▶ _RECORDED INFORMATION_
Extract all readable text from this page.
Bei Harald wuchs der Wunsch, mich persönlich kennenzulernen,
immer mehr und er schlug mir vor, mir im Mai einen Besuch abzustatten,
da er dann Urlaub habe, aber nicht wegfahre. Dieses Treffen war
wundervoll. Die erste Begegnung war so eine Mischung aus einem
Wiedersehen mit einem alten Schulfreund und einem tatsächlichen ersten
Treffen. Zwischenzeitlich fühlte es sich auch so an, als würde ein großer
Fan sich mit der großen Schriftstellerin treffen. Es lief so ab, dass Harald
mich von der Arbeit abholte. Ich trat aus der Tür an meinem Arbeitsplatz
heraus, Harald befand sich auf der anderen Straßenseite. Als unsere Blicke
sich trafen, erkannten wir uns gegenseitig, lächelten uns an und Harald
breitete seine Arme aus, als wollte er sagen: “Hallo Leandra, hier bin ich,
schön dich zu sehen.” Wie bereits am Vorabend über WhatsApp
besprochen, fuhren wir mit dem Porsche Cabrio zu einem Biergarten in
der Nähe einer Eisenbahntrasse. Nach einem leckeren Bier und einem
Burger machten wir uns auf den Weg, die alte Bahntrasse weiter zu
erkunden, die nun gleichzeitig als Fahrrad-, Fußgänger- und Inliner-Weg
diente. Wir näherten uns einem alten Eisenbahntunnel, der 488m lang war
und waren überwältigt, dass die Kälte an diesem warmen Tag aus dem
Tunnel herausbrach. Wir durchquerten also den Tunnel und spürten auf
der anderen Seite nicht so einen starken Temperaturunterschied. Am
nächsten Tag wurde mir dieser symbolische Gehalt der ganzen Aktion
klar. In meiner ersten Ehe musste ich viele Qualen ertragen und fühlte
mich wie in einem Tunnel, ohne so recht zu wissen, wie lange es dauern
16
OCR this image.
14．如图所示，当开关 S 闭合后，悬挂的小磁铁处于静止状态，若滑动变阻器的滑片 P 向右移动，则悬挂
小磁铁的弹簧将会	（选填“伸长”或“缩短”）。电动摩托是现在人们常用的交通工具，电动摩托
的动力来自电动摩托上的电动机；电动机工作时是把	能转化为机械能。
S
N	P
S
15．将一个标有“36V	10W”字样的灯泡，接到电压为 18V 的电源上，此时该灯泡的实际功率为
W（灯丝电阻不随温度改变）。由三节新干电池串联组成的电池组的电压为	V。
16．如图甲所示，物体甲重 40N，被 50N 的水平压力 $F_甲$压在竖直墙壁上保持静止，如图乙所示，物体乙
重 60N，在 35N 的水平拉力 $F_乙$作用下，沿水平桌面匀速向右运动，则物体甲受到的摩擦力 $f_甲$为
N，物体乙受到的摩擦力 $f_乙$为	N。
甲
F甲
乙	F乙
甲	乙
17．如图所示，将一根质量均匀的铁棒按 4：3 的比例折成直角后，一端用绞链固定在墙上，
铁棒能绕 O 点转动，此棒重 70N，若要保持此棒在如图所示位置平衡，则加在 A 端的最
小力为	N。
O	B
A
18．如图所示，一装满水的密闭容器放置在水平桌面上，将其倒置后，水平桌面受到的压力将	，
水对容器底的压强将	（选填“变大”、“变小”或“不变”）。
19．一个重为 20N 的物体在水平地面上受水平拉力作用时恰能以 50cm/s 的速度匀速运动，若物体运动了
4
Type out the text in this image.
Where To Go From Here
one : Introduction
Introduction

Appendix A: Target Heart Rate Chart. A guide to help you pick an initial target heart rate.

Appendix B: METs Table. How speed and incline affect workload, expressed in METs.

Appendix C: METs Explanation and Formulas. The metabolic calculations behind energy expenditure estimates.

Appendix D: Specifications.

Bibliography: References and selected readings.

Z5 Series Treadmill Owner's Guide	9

▶ _WORK TO DO_
Check each line above for the string "einen", then copy the ones that have it.

▶ _RESPONSE TO THE TASK_
immer mehr und er schlug mir vor, mir im Mai einen Besuch abzustatten,
der anderen Seite nicht so einen starken Temperaturunterschied. Am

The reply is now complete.